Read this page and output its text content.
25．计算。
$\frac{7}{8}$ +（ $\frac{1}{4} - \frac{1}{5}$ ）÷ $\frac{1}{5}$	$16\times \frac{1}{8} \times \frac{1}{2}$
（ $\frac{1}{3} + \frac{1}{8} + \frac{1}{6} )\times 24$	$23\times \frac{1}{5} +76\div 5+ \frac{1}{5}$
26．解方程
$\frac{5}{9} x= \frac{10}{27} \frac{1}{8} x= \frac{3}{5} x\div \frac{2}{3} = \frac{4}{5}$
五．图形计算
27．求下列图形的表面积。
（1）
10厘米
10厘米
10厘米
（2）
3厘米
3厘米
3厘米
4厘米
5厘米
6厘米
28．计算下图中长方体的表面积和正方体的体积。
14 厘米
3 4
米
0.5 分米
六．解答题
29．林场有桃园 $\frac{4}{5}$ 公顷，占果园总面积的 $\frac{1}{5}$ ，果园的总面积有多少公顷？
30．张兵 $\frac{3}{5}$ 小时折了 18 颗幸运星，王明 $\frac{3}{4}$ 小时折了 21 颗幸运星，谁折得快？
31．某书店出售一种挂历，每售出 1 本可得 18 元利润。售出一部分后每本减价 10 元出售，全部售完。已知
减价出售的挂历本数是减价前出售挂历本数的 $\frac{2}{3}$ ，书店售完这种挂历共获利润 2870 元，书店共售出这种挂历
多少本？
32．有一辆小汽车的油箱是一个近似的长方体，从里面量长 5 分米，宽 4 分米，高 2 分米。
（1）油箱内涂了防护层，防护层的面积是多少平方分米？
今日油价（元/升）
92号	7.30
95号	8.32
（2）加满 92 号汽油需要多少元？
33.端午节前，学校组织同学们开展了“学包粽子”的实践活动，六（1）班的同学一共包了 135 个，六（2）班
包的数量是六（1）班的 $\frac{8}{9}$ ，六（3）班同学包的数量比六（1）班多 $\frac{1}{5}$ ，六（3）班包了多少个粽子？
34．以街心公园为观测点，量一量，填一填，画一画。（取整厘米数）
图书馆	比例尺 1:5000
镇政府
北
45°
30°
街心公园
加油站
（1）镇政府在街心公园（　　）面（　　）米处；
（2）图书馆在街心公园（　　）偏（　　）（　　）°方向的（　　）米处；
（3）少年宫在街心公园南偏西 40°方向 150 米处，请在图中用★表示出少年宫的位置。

-*-*-

**Exercise instructions**.
Print all of the data exactly as it was given.

**The response**.
Read this page and output its text content.
25．计算。
$\frac{7}{8}$ +（ $\frac{1}{4} - \frac{1}{5}$ ）÷ $\frac{1}{5}$	$16\times \frac{1}{8} \times \frac{1}{2}$
（ $\frac{1}{3} + \frac{1}{8} + \frac{1}{6} )\times 24$	$23\times \frac{1}{5} +76\div 5+ \frac{1}{5}$
26．解方程
$\frac{5}{9} x= \frac{10}{27} \frac{1}{8} x= \frac{3}{5} x\div \frac{2}{3} = \frac{4}{5}$
五．图形计算
27．求下列图形的表面积。
（1）
10厘米
10厘米
10厘米
（2）
3厘米
3厘米
3厘米
4厘米
5厘米
6厘米
28．计算下图中长方体的表面积和正方体的体积。
14 厘米
3 4
米
0.5 分米
六．解答题
29．林场有桃园 $\frac{4}{5}$ 公顷，占果园总面积的 $\frac{1}{5}$ ，果园的总面积有多少公顷？
30．张兵 $\frac{3}{5}$ 小时折了 18 颗幸运星，王明 $\frac{3}{4}$ 小时折了 21 颗幸运星，谁折得快？
31．某书店出售一种挂历，每售出 1 本可得 18 元利润。售出一部分后每本减价 10 元出售，全部售完。已知
减价出售的挂历本数是减价前出售挂历本数的 $\frac{2}{3}$ ，书店售完这种挂历共获利润 2870 元，书店共售出这种挂历
多少本？
32．有一辆小汽车的油箱是一个近似的长方体，从里面量长 5 分米，宽 4 分米，高 2 分米。
（1）油箱内涂了防护层，防护层的面积是多少平方分米？
今日油价（元/升）
92号	7.30
95号	8.32
（2）加满 92 号汽油需要多少元？
33.端午节前，学校组织同学们开展了“学包粽子”的实践活动，六（1）班的同学一共包了 135 个，六（2）班
包的数量是六（1）班的 $\frac{8}{9}$ ，六（3）班同学包的数量比六（1）班多 $\frac{1}{5}$ ，六（3）班包了多少个粽子？
34．以街心公园为观测点，量一量，填一填，画一画。（取整厘米数）
图书馆	比例尺 1:5000
镇政府
北
45°
30°
街心公园
加油站
（1）镇政府在街心公园（　　）面（　　）米处；
（2）图书馆在街心公园（　　）偏（　　）（　　）°方向的（　　）米处；
（3）少年宫在街心公园南偏西 40°方向 150 米处，请在图中用★表示出少年宫的位置。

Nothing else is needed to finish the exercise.